**Task instructions:**
Repeat each line of the material exactly.

..........

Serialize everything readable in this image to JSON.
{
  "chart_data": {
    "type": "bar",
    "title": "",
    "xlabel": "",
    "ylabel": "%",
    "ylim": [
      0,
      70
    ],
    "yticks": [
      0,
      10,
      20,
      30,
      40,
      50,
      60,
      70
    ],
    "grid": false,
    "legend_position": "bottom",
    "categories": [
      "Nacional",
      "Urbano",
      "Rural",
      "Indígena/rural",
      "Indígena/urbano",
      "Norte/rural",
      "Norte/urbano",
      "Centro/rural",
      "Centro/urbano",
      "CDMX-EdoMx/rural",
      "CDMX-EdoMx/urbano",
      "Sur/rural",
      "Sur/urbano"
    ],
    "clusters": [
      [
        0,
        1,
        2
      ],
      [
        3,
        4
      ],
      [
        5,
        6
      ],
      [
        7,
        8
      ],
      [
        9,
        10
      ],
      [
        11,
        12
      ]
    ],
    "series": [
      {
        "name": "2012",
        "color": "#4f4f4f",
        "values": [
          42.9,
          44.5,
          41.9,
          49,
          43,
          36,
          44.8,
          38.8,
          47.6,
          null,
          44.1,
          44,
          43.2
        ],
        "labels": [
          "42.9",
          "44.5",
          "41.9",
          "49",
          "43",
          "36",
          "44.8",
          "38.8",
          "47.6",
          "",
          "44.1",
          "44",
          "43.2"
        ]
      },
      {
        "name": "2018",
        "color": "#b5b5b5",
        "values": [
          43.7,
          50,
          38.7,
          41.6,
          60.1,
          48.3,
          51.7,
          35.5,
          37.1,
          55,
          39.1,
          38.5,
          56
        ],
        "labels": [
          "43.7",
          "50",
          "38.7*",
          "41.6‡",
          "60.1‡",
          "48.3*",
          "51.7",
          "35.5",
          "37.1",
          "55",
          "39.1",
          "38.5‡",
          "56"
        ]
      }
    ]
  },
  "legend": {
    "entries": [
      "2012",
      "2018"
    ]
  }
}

..........

**Complete answer:**
Serialize everything readable in this image to JSON.
{
  "chart_data": {
    "type": "bar",
    "title": "",
    "xlabel": "",
    "ylabel": "%",
    "ylim": [
      0,
      70
    ],
    "yticks": [
      0,
      10,
      20,
      30,
      40,
      50,
      60,
      70
    ],
    "grid": false,
    "legend_position": "bottom",
    "categories": [
      "Nacional",
      "Urbano",
      "Rural",
      "Indígena/rural",
      "Indígena/urbano",
      "Norte/rural",
      "Norte/urbano",
      "Centro/rural",
      "Centro/urbano",
      "CDMX-EdoMx/rural",
      "CDMX-EdoMx/urbano",
      "Sur/rural",
      "Sur/urbano"
    ],
    "clusters": [
      [
        0,
        1,
        2
      ],
      [
        3,
        4
      ],
      [
        5,
        6
      ],
      [
        7,
        8
      ],
      [
        9,
        10
      ],
      [
        11,
        12
      ]
    ],
    "series": [
      {
        "name": "2012",
        "color": "#4f4f4f",
        "values": [
          42.9,
          44.5,
          41.9,
          49,
          43,
          36,
          44.8,
          38.8,
          47.6,
          null,
          44.1,
          44,
          43.2
        ],
        "labels": [
          "42.9",
          "44.5",
          "41.9",
          "49",
          "43",
          "36",
          "44.8",
          "38.8",
          "47.6",
          "",
          "44.1",
          "44",
          "43.2"
        ]
      },
      {
        "name": "2018",
        "color": "#b5b5b5",
        "values": [
          43.7,
          50,
          38.7,
          41.6,
          60.1,
          48.3,
          51.7,
          35.5,
          37.1,
          55,
          39.1,
          38.5,
          56
        ],
        "labels": [
          "43.7",
          "50",
          "38.7*",
          "41.6‡",
          "60.1‡",
          "48.3*",
          "51.7",
          "35.5",
          "37.1",
          "55",
          "39.1",
          "38.5‡",
          "56"
        ]
      }
    ]
  },
  "legend": {
    "entries": [
      "2012",
      "2018"
    ]
  }
}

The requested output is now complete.